*DATASET EXCERPTS*.
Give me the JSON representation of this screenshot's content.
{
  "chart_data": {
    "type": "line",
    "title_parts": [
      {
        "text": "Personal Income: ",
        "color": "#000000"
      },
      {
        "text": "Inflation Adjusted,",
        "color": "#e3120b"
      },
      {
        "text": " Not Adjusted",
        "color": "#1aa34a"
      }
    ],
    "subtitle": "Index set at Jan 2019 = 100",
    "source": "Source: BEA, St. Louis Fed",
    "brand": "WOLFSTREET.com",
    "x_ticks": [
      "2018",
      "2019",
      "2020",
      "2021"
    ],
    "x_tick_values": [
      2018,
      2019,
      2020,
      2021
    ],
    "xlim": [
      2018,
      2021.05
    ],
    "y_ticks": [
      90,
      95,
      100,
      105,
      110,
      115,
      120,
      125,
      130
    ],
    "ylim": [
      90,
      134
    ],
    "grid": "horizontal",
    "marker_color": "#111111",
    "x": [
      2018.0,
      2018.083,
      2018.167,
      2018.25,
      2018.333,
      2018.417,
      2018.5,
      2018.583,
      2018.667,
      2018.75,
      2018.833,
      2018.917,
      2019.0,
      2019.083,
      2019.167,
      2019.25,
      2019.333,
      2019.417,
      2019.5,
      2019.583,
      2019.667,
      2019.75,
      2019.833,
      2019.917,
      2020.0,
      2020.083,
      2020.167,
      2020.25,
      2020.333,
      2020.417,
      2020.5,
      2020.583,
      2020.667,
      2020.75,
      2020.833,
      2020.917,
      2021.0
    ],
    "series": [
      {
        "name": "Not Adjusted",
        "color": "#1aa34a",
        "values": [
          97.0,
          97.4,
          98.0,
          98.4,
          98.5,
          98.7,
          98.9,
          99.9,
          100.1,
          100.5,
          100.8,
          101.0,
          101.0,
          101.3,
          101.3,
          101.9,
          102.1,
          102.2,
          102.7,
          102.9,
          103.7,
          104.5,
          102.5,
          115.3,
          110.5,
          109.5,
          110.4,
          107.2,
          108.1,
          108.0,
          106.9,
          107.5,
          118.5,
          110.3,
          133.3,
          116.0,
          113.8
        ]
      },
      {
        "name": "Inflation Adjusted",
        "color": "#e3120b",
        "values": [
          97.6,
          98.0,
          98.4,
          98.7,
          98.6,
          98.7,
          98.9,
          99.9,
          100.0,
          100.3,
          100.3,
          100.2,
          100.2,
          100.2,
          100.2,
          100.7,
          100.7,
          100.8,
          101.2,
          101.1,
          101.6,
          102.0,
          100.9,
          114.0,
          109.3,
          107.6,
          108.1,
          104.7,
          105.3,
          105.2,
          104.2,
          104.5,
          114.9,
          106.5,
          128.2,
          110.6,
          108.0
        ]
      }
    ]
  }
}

==

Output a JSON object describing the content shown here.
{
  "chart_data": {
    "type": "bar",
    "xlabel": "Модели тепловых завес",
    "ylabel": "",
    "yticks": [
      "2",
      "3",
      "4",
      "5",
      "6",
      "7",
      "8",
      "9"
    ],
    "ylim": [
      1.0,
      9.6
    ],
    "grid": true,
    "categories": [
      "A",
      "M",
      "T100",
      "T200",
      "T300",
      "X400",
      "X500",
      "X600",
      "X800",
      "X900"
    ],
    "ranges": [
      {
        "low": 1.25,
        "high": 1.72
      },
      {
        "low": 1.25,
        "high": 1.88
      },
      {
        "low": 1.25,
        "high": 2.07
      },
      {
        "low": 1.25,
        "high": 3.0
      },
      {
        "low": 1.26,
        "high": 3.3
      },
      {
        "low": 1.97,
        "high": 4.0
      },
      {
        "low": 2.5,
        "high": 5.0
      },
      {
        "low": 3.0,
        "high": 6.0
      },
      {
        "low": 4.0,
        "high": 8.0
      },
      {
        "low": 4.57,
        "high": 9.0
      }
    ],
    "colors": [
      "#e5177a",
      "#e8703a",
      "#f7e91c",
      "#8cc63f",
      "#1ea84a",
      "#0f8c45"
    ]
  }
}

...

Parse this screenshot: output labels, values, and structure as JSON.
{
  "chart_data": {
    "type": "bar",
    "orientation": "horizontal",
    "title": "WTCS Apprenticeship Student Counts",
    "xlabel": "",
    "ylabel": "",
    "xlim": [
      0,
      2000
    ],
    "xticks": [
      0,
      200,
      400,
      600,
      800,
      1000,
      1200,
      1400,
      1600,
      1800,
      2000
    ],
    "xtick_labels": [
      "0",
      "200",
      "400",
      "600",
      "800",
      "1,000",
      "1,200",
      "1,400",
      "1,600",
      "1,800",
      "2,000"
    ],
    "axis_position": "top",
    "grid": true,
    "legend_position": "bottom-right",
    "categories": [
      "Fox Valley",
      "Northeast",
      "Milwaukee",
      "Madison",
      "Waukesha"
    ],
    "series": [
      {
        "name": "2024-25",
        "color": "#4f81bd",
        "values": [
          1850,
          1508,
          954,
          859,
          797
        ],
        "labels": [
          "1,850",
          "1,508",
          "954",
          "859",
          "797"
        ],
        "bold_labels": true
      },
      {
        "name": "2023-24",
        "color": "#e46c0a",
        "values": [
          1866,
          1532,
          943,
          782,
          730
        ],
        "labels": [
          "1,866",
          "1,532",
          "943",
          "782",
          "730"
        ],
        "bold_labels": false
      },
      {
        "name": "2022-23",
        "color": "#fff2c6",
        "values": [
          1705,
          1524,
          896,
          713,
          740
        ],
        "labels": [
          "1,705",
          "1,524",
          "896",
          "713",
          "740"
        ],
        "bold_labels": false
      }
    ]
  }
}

*TASK OBJECTIVE*.
Copy each line of the data above that holds "content".

*SOLUTION BELOW*.
Give me the JSON representation of this screenshot's content.
Output a JSON object describing the content shown here.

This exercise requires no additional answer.